→ **Task requirements**
Return the full material exactly.

→ **Material provided**
■ ■ ■ ■ ■

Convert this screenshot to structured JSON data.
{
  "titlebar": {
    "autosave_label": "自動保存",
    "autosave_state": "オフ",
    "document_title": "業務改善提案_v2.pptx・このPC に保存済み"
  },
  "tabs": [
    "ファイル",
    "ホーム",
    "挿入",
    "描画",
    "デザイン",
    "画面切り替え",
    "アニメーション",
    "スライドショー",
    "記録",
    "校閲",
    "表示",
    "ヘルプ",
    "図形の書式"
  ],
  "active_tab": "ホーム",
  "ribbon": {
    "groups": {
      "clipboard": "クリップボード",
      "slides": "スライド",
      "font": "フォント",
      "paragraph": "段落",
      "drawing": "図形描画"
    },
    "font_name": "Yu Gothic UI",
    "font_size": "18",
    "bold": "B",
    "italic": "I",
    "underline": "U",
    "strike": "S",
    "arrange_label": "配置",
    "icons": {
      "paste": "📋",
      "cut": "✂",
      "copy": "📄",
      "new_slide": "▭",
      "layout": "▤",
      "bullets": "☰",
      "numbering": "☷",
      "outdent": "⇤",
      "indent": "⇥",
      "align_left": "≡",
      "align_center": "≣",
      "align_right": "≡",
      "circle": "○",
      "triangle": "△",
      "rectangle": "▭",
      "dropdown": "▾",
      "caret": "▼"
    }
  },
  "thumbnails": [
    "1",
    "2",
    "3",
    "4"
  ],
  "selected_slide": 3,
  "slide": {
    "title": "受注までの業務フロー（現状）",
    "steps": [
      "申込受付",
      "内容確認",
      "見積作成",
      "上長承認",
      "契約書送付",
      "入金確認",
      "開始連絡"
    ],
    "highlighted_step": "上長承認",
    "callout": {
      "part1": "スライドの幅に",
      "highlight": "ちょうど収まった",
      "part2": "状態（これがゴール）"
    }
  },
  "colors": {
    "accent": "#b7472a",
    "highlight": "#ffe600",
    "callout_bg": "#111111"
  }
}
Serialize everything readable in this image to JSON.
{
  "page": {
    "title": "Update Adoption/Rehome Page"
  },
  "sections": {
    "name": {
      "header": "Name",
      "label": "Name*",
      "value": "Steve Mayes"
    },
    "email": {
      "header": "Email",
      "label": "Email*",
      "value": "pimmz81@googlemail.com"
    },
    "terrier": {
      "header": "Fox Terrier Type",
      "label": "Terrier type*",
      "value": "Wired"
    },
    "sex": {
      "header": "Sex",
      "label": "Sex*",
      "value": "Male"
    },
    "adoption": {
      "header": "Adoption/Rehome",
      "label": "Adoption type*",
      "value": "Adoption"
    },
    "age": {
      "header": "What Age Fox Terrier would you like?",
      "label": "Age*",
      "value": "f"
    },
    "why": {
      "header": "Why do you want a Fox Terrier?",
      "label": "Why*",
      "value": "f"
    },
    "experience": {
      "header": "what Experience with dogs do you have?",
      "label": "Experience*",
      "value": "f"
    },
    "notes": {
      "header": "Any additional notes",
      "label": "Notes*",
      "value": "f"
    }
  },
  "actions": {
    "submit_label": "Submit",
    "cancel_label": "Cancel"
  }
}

■ ■ ■ ■ ■

→ **Answer to the task**
Convert this screenshot to structured JSON data.
{
  "titlebar": {
    "autosave_label": "自動保存",
    "autosave_state": "オフ",
    "document_title": "業務改善提案_v2.pptx・このPC に保存済み"
  },
  "tabs": [
    "ファイル",
    "ホーム",
    "挿入",
    "描画",
    "デザイン",
    "画面切り替え",
    "アニメーション",
    "スライドショー",
    "記録",
    "校閲",
    "表示",
    "ヘルプ",
    "図形の書式"
  ],
  "active_tab": "ホーム",
  "ribbon": {
    "groups": {
      "clipboard": "クリップボード",
      "slides": "スライド",
      "font": "フォント",
      "paragraph": "段落",
      "drawing": "図形描画"
    },
    "font_name": "Yu Gothic UI",
    "font_size": "18",
    "bold": "B",
    "italic": "I",
    "underline": "U",
    "strike": "S",
    "arrange_label": "配置",
    "icons": {
      "paste": "📋",
      "cut": "✂",
      "copy": "📄",
      "new_slide": "▭",
      "layout": "▤",
      "bullets": "☰",
      "numbering": "☷",
      "outdent": "⇤",
      "indent": "⇥",
      "align_left": "≡",
      "align_center": "≣",
      "align_right": "≡",
      "circle": "○",
      "triangle": "△",
      "rectangle": "▭",
      "dropdown": "▾",
      "caret": "▼"
    }
  },
  "thumbnails": [
    "1",
    "2",
    "3",
    "4"
  ],
  "selected_slide": 3,
  "slide": {
    "title": "受注までの業務フロー（現状）",
    "steps": [
      "申込受付",
      "内容確認",
      "見積作成",
      "上長承認",
      "契約書送付",
      "入金確認",
      "開始連絡"
    ],
    "highlighted_step": "上長承認",
    "callout": {
      "part1": "スライドの幅に",
      "highlight": "ちょうど収まった",
      "part2": "状態（これがゴール）"
    }
  },
  "colors": {
    "accent": "#b7472a",
    "highlight": "#ffe600",
    "callout_bg": "#111111"
  }
}
Serialize everything readable in this image to JSON.
{
  "page": {
    "title": "Update Adoption/Rehome Page"
  },
  "sections": {
    "name": {
      "header": "Name",
      "label": "Name*",
      "value": "Steve Mayes"
    },
    "email": {
      "header": "Email",
      "label": "Email*",
      "value": "pimmz81@googlemail.com"
    },
    "terrier": {
      "header": "Fox Terrier Type",
      "label": "Terrier type*",
      "value": "Wired"
    },
    "sex": {
      "header": "Sex",
      "label": "Sex*",
      "value": "Male"
    },
    "adoption": {
      "header": "Adoption/Rehome",
      "label": "Adoption type*",
      "value": "Adoption"
    },
    "age": {
      "header": "What Age Fox Terrier would you like?",
      "label": "Age*",
      "value": "f"
    },
    "why": {
      "header": "Why do you want a Fox Terrier?",
      "label": "Why*",
      "value": "f"
    },
    "experience": {
      "header": "what Experience with dogs do you have?",
      "label": "Experience*",
      "value": "f"
    },
    "notes": {
      "header": "Any additional notes",
      "label": "Notes*",
      "value": "f"
    }
  },
  "actions": {
    "submit_label": "Submit",
    "cancel_label": "Cancel"
  }
}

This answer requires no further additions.